▸ **Problem requirements**
In the data below, locate each line with the word "text" and list it.

▸ **Items**
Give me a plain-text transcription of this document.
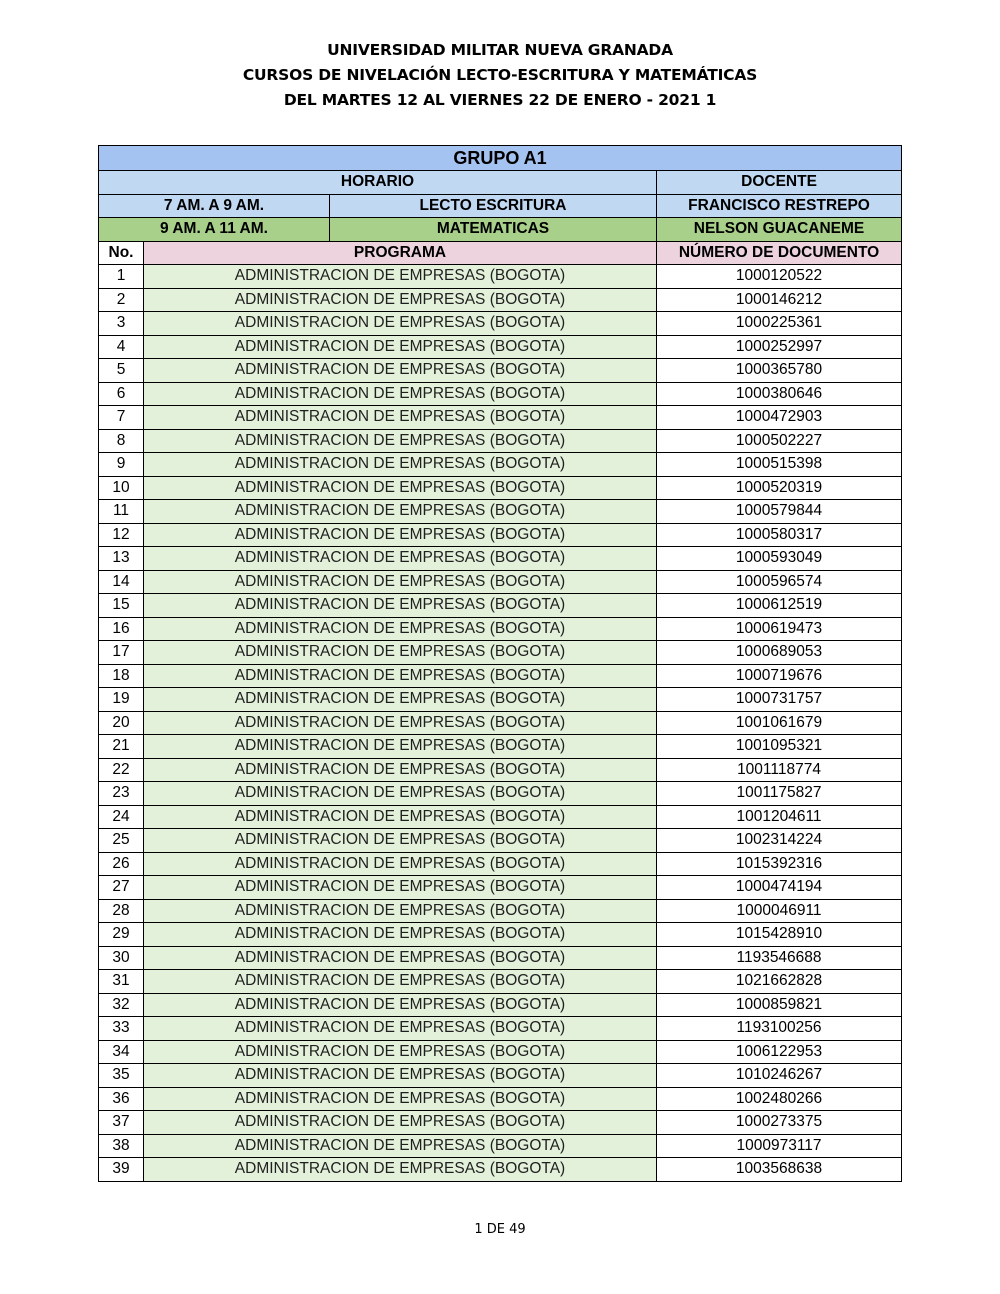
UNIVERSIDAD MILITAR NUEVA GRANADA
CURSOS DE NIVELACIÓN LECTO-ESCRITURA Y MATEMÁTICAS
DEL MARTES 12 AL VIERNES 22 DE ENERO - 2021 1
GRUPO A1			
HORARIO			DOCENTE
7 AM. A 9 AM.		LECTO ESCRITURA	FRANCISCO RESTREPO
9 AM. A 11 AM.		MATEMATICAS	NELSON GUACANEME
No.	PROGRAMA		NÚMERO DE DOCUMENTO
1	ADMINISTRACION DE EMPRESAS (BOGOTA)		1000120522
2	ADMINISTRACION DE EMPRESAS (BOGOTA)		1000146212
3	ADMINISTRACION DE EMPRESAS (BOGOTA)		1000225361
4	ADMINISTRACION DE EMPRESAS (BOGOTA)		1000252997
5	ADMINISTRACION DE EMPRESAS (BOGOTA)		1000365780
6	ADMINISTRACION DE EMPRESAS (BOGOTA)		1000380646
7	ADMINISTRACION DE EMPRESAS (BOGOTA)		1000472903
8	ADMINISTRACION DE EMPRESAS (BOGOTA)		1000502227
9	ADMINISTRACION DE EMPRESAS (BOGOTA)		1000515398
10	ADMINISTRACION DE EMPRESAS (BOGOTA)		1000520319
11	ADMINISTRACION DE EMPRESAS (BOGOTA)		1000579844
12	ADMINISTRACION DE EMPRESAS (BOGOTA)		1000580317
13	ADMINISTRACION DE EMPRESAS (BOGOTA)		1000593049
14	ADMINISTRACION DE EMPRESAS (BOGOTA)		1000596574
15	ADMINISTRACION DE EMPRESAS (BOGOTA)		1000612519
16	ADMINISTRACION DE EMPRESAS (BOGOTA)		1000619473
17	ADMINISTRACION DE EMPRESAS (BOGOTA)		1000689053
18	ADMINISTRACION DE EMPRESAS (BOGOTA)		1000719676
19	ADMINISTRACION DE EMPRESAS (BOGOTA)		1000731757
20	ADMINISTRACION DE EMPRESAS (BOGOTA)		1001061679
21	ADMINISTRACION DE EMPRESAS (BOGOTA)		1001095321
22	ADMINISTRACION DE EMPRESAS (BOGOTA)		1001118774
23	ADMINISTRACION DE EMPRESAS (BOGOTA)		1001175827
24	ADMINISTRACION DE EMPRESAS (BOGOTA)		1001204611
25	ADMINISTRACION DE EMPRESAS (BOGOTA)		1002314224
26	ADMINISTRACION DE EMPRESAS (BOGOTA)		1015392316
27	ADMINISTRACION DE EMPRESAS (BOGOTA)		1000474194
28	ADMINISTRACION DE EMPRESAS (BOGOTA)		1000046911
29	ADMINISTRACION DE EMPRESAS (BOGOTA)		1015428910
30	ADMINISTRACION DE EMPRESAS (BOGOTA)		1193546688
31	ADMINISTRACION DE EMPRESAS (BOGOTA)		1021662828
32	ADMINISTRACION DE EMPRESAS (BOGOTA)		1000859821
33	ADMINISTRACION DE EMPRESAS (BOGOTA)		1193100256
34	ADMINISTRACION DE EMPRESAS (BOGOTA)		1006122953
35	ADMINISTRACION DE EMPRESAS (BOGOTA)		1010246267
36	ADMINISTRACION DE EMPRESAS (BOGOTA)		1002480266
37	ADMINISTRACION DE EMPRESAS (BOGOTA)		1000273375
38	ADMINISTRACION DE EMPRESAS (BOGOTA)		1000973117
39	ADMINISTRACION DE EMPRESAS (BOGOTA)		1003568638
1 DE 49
* * *
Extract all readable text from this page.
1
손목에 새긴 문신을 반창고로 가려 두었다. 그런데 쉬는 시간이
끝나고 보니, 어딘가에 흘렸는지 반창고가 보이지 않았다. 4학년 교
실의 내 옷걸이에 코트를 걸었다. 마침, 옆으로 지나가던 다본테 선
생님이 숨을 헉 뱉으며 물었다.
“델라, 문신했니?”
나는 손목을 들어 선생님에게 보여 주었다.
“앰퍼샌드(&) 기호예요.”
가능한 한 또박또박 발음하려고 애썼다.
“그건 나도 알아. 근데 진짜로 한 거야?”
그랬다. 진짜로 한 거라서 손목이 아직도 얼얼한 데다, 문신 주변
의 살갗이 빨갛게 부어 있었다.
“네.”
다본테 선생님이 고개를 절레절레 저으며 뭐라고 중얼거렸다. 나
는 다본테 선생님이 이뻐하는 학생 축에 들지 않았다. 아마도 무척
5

▸ **The solution**
Give me a plain-text transcription of this document.
Extract all readable text from this page.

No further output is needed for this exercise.